### Requirements
Without omitting anything, retype the data that follows.

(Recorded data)
######
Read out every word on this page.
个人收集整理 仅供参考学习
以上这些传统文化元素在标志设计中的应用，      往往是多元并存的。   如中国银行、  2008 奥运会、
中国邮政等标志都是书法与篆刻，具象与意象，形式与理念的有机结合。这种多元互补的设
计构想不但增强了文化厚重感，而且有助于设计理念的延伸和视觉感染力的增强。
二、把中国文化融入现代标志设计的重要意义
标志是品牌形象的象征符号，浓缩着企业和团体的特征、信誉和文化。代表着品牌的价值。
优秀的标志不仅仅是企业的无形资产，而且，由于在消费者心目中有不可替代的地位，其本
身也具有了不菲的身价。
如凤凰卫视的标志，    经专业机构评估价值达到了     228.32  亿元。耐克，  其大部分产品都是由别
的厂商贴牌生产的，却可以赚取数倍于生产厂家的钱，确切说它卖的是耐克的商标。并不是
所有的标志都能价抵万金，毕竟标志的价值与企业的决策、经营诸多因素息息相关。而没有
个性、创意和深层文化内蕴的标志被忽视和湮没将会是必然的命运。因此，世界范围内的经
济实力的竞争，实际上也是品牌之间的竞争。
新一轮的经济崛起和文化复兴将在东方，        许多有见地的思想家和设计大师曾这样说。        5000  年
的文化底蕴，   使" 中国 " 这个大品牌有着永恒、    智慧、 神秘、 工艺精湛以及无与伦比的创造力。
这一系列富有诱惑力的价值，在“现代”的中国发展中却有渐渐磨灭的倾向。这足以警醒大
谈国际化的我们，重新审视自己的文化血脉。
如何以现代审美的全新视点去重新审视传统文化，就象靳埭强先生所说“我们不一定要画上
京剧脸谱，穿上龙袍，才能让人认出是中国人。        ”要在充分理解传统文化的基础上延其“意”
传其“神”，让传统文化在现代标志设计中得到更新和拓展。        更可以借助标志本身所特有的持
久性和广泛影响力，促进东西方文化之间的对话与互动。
######
### Output for this task
Read out every word on this page.
个人收集整理 仅供参考学习
以上这些传统文化元素在标志设计中的应用，      往往是多元并存的。   如中国银行、  2008 奥运会、
中国邮政等标志都是书法与篆刻，具象与意象，形式与理念的有机结合。这种多元互补的设
计构想不但增强了文化厚重感，而且有助于设计理念的延伸和视觉感染力的增强。
二、把中国文化融入现代标志设计的重要意义
标志是品牌形象的象征符号，浓缩着企业和团体的特征、信誉和文化。代表着品牌的价值。
优秀的标志不仅仅是企业的无形资产，而且，由于在消费者心目中有不可替代的地位，其本
身也具有了不菲的身价。
如凤凰卫视的标志，    经专业机构评估价值达到了     228.32  亿元。耐克，  其大部分产品都是由别
的厂商贴牌生产的，却可以赚取数倍于生产厂家的钱，确切说它卖的是耐克的商标。并不是
所有的标志都能价抵万金，毕竟标志的价值与企业的决策、经营诸多因素息息相关。而没有
个性、创意和深层文化内蕴的标志被忽视和湮没将会是必然的命运。因此，世界范围内的经
济实力的竞争，实际上也是品牌之间的竞争。
新一轮的经济崛起和文化复兴将在东方，        许多有见地的思想家和设计大师曾这样说。        5000  年
的文化底蕴，   使" 中国 " 这个大品牌有着永恒、    智慧、 神秘、 工艺精湛以及无与伦比的创造力。
这一系列富有诱惑力的价值，在“现代”的中国发展中却有渐渐磨灭的倾向。这足以警醒大
谈国际化的我们，重新审视自己的文化血脉。
如何以现代审美的全新视点去重新审视传统文化，就象靳埭强先生所说“我们不一定要画上
京剧脸谱，穿上龙袍，才能让人认出是中国人。        ”要在充分理解传统文化的基础上延其“意”
传其“神”，让传统文化在现代标志设计中得到更新和拓展。        更可以借助标志本身所特有的持
久性和广泛影响力，促进东西方文化之间的对话与互动。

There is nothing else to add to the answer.